====== DATA RECORDS

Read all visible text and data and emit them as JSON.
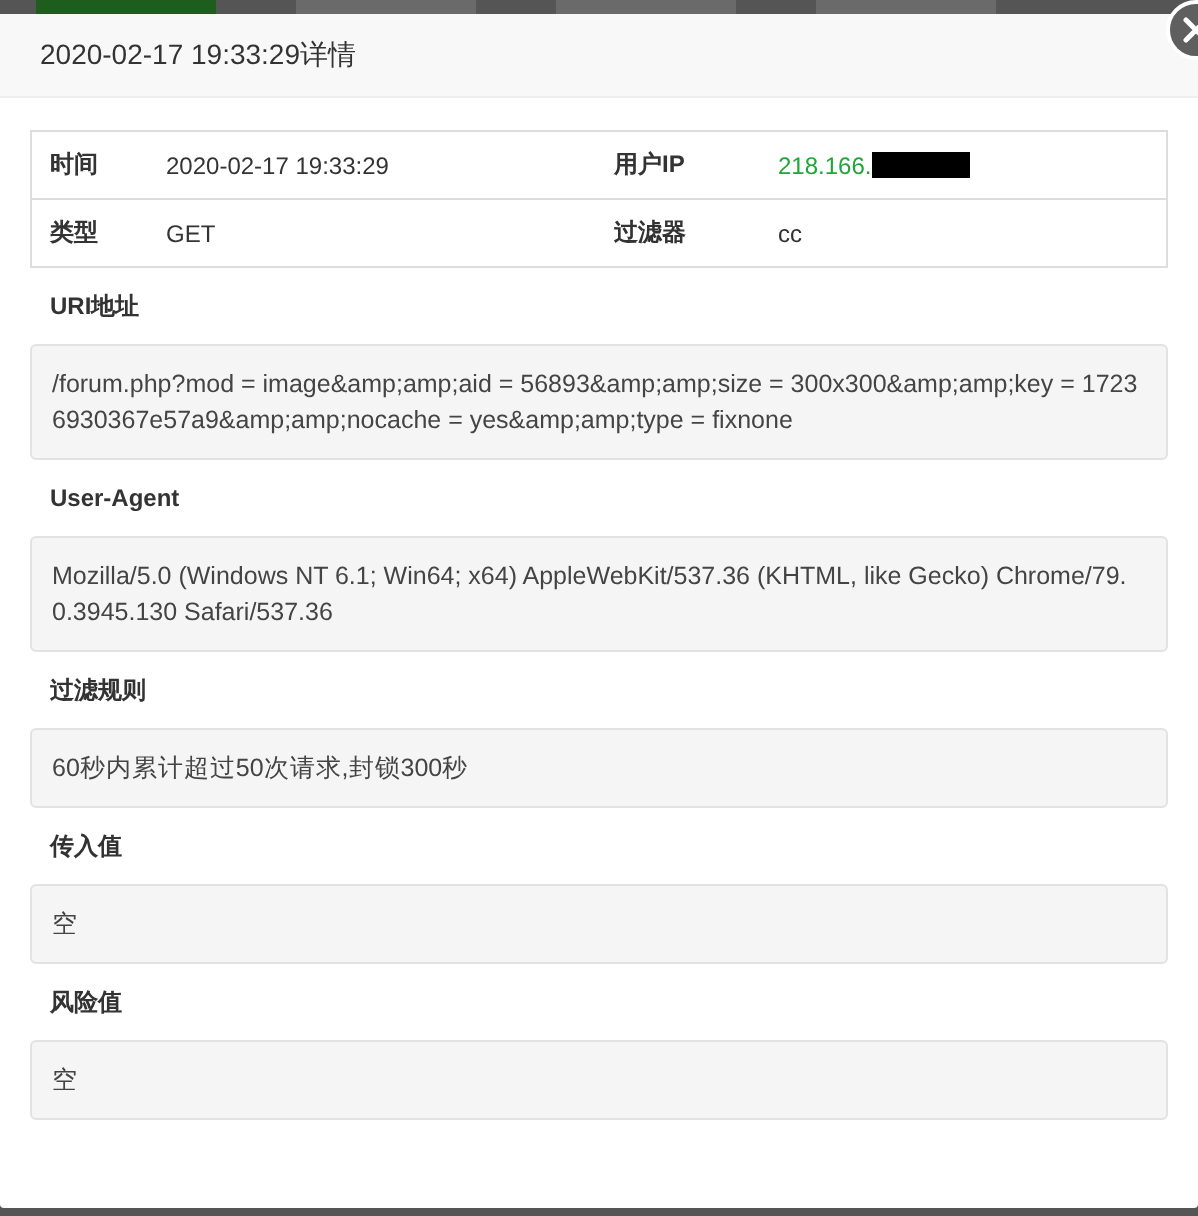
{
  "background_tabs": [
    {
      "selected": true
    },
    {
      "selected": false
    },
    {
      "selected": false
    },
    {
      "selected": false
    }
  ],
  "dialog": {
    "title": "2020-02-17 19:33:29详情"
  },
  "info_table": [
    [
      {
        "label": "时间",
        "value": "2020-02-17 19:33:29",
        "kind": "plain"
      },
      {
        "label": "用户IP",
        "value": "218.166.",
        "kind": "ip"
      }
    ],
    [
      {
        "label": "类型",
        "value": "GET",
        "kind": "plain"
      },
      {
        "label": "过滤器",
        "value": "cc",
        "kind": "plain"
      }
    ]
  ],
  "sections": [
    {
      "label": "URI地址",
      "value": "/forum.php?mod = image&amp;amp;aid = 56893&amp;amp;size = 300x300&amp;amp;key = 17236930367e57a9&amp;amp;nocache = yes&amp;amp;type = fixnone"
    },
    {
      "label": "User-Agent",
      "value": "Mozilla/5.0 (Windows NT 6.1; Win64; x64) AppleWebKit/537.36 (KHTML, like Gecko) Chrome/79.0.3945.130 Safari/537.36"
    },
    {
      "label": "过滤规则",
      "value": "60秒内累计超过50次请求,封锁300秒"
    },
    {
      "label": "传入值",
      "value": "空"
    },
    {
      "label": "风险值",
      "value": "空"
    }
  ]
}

============

GOAL » Extract every line that has the string "value" in it.

REPLY TO THE TASK »
        "value": "2020-02-17 19:33:29",
        "value": "218.166.",
        "value": "GET",
        "value": "cc",
      "value": "/forum.php?mod = image&amp;amp;aid = 56893&amp;amp;size = 300x300&amp;amp;key = 17236930367e57a9&amp;amp;nocache = yes&amp;amp;type = fixnone"
      "value": "Mozilla/5.0 (Windows NT 6.1; Win64; x64) AppleWebKit/537.36 (KHTML, like Gecko) Chrome/79.0.3945.130 Safari/537.36"
      "value": "60秒内累计超过50次请求,封锁300秒"
      "value": "空"
      "value": "空"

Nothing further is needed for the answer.